■ **Work required**
Give the number of lines that include the string "email", nothing more.

[Start of Given records]

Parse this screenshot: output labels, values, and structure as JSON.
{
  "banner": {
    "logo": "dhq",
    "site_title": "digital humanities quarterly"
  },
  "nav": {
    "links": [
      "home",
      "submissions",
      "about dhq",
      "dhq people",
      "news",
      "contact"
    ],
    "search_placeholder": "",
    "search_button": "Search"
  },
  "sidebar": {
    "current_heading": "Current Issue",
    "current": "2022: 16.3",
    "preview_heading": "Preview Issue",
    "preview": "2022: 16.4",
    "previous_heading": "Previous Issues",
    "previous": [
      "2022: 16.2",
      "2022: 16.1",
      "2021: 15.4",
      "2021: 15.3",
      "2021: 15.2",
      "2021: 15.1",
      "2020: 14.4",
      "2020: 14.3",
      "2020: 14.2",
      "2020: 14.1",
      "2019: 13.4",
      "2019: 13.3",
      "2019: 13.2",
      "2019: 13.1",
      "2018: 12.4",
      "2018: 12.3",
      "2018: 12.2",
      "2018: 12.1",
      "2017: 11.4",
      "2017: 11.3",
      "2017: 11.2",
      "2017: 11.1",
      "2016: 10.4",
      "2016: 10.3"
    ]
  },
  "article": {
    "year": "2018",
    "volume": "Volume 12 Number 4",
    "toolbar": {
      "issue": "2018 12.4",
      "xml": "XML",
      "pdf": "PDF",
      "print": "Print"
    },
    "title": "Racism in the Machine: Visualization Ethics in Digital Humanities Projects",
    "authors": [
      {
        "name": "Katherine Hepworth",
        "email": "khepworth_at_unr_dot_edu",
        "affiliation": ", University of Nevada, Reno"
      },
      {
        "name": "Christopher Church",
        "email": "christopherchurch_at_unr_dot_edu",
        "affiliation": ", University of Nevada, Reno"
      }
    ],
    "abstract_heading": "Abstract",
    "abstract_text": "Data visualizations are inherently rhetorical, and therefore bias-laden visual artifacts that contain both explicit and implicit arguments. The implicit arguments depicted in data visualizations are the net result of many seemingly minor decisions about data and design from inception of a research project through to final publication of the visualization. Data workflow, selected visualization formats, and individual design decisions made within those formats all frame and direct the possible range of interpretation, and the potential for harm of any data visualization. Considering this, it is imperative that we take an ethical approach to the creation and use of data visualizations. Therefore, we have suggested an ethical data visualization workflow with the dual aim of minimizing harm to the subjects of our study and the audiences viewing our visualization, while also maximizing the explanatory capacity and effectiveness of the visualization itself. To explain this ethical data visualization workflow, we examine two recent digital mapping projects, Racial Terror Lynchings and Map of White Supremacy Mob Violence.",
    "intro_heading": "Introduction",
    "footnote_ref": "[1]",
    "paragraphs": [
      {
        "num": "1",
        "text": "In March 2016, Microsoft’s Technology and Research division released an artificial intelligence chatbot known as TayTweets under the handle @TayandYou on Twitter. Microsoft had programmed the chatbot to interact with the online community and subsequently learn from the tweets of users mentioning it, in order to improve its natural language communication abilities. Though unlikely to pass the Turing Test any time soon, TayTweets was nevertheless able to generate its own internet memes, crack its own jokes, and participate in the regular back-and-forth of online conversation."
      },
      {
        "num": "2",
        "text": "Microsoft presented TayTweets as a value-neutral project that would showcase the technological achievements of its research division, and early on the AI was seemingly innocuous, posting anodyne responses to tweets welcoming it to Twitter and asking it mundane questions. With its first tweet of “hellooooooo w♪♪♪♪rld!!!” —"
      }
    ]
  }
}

[End of Given records]

■ **Written response**
2